STATED PROBLEM :: Reproduce each line that includes the word "JSON".
++++++++++++++++++++
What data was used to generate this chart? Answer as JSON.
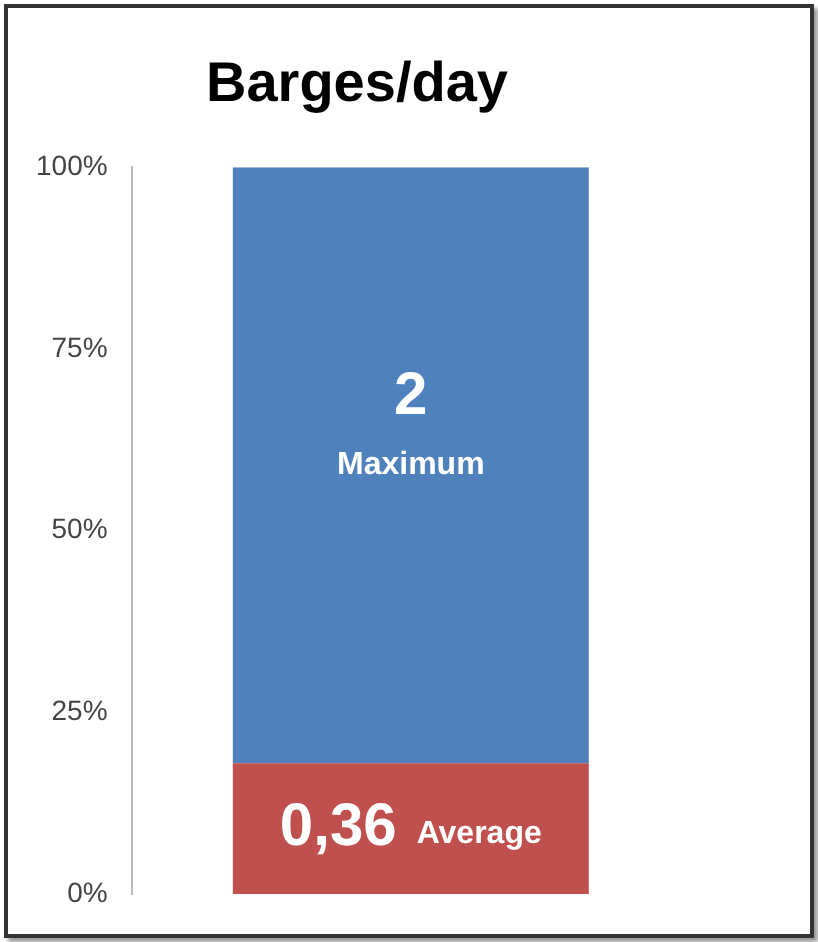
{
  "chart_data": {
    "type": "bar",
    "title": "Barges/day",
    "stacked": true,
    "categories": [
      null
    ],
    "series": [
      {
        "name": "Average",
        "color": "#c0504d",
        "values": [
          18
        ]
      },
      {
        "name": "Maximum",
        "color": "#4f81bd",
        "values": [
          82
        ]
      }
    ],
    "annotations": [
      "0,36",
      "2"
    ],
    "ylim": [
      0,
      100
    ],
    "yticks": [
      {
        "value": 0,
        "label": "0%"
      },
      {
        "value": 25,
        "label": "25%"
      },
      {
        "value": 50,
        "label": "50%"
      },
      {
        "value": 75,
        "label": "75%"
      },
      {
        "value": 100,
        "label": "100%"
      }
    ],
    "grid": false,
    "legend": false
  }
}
++++++++++++++++++++
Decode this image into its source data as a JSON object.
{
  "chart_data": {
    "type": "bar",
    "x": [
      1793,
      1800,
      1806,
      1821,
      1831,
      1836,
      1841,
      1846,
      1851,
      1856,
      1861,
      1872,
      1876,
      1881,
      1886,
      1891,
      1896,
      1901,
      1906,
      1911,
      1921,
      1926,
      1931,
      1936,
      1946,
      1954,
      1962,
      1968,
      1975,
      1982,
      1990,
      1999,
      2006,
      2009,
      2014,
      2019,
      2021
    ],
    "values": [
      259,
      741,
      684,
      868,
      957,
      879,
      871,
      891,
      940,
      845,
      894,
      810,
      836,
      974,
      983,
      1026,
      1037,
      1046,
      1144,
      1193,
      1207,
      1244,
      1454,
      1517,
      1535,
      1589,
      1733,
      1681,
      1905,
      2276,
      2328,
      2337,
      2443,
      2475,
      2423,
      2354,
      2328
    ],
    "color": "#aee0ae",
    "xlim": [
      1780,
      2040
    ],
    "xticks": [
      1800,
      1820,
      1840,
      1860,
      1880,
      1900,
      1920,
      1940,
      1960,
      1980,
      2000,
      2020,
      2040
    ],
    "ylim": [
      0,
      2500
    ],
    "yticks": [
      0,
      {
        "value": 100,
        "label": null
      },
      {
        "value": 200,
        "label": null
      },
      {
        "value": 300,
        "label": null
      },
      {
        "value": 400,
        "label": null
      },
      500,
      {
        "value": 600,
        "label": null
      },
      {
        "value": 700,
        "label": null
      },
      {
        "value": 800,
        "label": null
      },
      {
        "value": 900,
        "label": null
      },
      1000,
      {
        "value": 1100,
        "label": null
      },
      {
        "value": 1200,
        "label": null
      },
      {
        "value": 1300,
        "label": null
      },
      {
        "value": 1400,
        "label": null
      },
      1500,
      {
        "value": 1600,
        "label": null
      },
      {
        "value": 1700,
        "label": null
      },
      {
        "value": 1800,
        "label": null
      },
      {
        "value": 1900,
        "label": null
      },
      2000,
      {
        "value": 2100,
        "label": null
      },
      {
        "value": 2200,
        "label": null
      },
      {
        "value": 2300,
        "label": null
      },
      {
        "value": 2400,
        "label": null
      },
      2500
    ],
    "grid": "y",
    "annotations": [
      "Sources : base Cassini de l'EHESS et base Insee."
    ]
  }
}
++++++++++++++++++++
ANSWER TO THE EXERCISE ::
What data was used to generate this chart? Answer as JSON.
Decode this image into its source data as a JSON object.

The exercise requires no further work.